**PROBLEM DETAILS:**
Read through the entries below and return each line with the word "into".

**RAW DATA:**
____

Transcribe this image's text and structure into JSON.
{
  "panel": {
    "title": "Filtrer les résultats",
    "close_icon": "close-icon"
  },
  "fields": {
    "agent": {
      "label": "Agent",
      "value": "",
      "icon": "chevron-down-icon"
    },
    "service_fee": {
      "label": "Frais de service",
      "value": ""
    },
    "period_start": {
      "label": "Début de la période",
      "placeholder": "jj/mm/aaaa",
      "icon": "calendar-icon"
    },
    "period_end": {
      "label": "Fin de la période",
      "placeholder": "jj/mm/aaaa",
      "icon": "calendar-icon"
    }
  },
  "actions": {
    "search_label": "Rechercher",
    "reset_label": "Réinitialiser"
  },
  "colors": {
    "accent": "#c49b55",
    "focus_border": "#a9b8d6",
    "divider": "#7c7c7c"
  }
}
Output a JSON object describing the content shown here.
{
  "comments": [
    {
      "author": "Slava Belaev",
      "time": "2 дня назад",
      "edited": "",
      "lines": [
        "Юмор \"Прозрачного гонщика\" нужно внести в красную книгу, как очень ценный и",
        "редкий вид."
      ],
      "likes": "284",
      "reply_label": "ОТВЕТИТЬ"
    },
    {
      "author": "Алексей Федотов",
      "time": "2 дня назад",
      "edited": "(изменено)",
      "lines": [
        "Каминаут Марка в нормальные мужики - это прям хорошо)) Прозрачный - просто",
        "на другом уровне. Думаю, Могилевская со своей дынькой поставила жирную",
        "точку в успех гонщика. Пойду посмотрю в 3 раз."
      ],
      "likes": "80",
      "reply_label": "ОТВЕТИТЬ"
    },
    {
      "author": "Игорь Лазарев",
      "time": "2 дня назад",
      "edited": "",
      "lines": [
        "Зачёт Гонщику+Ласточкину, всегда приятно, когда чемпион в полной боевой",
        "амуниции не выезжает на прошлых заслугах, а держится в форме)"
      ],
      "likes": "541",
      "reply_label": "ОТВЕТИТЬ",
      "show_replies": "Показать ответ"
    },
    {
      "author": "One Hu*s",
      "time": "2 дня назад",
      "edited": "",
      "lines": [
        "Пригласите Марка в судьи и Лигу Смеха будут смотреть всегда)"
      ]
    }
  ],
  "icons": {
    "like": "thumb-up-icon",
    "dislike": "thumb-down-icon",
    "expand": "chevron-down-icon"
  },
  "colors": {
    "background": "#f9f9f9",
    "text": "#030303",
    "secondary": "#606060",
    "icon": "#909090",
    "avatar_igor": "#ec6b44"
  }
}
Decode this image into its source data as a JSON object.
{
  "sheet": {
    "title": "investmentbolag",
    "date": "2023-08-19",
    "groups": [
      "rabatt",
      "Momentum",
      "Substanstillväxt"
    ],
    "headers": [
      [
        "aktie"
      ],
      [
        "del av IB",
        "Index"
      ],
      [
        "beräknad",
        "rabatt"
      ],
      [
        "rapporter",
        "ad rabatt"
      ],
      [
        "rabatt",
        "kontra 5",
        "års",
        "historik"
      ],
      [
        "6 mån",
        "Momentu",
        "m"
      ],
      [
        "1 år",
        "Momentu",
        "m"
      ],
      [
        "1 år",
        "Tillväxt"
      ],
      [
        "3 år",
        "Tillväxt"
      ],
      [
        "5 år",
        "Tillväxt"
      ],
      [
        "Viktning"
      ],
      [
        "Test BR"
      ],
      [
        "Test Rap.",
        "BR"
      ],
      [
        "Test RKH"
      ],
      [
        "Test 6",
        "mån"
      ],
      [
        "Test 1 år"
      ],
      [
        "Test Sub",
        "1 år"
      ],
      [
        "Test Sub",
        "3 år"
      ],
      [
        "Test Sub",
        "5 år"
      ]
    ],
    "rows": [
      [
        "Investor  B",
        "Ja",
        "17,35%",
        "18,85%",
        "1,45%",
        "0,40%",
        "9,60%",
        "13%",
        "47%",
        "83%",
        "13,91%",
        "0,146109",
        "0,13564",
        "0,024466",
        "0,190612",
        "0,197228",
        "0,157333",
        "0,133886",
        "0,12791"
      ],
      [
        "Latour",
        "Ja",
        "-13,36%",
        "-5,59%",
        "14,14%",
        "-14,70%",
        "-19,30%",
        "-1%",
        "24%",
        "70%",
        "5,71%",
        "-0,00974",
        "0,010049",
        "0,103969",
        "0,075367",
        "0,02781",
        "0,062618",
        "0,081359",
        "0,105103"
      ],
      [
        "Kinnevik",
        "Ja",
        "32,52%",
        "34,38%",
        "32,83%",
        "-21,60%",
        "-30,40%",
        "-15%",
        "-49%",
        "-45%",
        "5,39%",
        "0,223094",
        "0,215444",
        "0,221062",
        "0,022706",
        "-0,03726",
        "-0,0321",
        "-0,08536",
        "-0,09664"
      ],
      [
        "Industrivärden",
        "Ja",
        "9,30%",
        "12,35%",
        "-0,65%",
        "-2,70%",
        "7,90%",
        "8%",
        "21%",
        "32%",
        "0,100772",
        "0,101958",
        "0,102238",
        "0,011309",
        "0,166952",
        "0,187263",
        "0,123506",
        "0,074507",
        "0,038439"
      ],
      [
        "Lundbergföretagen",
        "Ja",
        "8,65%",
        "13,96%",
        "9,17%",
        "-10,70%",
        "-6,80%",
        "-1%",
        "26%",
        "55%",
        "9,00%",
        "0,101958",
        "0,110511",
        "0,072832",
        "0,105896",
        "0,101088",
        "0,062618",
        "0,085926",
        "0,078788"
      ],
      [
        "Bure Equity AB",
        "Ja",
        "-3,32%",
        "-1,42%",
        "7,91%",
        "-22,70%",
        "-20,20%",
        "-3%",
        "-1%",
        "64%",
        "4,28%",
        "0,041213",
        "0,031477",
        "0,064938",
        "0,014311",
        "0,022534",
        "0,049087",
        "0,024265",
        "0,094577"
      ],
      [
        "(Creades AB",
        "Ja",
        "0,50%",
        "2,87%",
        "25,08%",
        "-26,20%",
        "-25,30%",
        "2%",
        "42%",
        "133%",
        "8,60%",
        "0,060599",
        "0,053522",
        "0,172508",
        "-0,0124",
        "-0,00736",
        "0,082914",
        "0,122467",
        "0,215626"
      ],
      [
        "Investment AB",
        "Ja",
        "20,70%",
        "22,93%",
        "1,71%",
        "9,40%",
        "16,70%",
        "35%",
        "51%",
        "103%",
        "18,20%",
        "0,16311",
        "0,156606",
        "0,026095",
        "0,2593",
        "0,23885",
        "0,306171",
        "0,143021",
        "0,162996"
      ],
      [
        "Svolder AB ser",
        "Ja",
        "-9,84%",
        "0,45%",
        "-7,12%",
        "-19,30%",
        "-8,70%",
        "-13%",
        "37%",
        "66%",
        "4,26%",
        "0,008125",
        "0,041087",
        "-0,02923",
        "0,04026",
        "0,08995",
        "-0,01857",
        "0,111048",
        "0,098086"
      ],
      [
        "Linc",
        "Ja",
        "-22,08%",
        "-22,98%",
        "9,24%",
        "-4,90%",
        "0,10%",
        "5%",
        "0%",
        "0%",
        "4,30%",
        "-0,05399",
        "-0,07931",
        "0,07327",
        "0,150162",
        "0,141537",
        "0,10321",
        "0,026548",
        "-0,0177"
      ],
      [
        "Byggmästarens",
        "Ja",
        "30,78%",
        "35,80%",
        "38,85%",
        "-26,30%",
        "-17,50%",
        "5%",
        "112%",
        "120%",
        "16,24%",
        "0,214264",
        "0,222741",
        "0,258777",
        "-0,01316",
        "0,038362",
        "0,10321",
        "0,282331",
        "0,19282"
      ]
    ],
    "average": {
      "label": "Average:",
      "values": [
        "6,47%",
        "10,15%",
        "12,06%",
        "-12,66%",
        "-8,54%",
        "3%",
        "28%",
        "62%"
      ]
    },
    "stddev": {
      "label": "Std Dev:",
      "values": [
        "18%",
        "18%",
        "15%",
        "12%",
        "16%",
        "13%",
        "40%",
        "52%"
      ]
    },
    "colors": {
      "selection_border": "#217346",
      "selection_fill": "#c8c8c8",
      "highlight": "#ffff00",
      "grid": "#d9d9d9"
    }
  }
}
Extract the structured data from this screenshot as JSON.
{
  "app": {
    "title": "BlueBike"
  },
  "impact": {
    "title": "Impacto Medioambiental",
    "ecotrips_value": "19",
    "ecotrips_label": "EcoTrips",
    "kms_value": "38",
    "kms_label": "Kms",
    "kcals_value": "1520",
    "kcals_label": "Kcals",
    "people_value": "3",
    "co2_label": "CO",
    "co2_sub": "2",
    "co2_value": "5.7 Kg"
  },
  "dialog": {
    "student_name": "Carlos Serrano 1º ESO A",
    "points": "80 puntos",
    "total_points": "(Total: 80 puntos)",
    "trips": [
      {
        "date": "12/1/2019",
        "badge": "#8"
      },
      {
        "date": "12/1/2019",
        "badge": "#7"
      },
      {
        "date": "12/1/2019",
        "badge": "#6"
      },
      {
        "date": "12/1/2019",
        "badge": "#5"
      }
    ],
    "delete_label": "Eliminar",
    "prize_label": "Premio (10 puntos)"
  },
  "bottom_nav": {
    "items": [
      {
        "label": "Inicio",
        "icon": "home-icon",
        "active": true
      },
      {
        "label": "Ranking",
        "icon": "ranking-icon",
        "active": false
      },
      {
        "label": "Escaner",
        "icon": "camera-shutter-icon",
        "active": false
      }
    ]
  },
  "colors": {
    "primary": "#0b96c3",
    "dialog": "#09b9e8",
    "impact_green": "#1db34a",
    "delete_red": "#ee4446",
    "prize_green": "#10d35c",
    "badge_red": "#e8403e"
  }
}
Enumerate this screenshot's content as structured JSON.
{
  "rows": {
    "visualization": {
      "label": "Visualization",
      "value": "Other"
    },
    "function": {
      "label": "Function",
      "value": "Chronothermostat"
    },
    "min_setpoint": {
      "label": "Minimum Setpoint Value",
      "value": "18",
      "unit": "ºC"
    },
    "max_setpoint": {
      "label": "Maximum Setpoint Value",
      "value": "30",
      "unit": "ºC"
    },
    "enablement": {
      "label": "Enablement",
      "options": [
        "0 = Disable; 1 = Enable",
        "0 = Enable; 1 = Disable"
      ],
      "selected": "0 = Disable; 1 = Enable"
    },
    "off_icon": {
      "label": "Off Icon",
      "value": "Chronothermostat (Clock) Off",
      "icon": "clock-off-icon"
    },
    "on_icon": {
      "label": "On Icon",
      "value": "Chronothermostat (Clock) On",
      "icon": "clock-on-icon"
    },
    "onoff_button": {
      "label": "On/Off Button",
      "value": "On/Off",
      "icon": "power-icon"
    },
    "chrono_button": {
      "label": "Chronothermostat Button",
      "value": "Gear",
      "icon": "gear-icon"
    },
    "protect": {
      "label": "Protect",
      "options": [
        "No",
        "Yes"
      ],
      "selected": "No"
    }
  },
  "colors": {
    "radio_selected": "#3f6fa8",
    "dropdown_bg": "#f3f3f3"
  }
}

____

**RESULT OF THIS EXERCISE:**
Transcribe this image's text and structure into JSON.
Decode this image into its source data as a JSON object.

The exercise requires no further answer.